Entries taken from a collection
>> Begin

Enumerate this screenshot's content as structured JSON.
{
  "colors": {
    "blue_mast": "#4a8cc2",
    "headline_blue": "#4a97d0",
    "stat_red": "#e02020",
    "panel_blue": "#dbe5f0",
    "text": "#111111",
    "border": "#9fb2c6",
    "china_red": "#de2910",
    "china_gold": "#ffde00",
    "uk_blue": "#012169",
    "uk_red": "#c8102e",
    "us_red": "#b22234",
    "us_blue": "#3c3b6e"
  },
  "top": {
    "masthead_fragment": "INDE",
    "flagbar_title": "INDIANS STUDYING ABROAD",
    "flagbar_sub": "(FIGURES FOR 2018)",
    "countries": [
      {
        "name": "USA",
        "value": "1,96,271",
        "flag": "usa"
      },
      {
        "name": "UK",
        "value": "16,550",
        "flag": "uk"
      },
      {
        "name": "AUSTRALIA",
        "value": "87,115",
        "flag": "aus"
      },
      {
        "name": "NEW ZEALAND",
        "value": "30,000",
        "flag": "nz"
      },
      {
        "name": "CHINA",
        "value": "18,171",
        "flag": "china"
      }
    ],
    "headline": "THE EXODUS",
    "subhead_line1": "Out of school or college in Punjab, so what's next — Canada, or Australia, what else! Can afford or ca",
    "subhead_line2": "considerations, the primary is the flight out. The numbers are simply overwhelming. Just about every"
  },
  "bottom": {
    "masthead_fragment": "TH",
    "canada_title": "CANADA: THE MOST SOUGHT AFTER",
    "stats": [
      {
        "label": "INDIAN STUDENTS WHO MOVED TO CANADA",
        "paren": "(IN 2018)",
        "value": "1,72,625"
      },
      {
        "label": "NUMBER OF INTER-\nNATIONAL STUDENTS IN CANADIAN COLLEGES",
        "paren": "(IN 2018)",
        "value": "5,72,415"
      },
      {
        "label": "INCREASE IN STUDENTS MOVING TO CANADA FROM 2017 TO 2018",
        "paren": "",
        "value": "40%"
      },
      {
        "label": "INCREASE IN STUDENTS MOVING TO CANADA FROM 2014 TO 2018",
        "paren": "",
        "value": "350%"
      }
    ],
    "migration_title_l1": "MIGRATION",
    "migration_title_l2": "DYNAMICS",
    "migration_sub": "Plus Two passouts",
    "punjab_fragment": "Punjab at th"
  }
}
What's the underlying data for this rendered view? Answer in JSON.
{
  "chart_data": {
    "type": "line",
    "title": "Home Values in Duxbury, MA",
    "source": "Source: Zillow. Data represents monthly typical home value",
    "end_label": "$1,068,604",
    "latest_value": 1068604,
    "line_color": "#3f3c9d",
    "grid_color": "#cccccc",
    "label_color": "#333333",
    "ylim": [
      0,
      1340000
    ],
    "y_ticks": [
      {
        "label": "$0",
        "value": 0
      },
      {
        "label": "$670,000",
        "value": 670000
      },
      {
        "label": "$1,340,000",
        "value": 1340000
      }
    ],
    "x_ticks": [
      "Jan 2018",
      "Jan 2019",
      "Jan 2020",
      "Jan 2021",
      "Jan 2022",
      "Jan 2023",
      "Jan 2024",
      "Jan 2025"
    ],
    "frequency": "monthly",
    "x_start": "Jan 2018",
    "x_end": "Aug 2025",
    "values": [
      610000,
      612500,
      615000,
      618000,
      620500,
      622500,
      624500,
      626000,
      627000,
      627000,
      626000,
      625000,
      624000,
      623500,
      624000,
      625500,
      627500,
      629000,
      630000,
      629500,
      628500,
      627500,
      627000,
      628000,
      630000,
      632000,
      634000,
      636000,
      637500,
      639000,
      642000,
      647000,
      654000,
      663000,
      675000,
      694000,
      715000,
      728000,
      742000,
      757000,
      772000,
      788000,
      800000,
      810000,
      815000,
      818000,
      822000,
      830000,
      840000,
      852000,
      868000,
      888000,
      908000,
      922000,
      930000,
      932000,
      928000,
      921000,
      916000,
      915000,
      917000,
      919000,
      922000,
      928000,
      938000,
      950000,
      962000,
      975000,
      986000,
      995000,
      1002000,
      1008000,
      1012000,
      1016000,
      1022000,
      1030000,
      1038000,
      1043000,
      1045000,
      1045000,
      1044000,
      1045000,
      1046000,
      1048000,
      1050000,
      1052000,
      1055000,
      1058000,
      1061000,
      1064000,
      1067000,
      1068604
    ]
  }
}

>> End

Given problem:
Using the records above, gather all lines where the string "MOVING" is present.

The output:
        "label": "INCREASE IN STUDENTS MOVING TO CANADA FROM 2017 TO 2018",
        "label": "INCREASE IN STUDENTS MOVING TO CANADA FROM 2014 TO 2018",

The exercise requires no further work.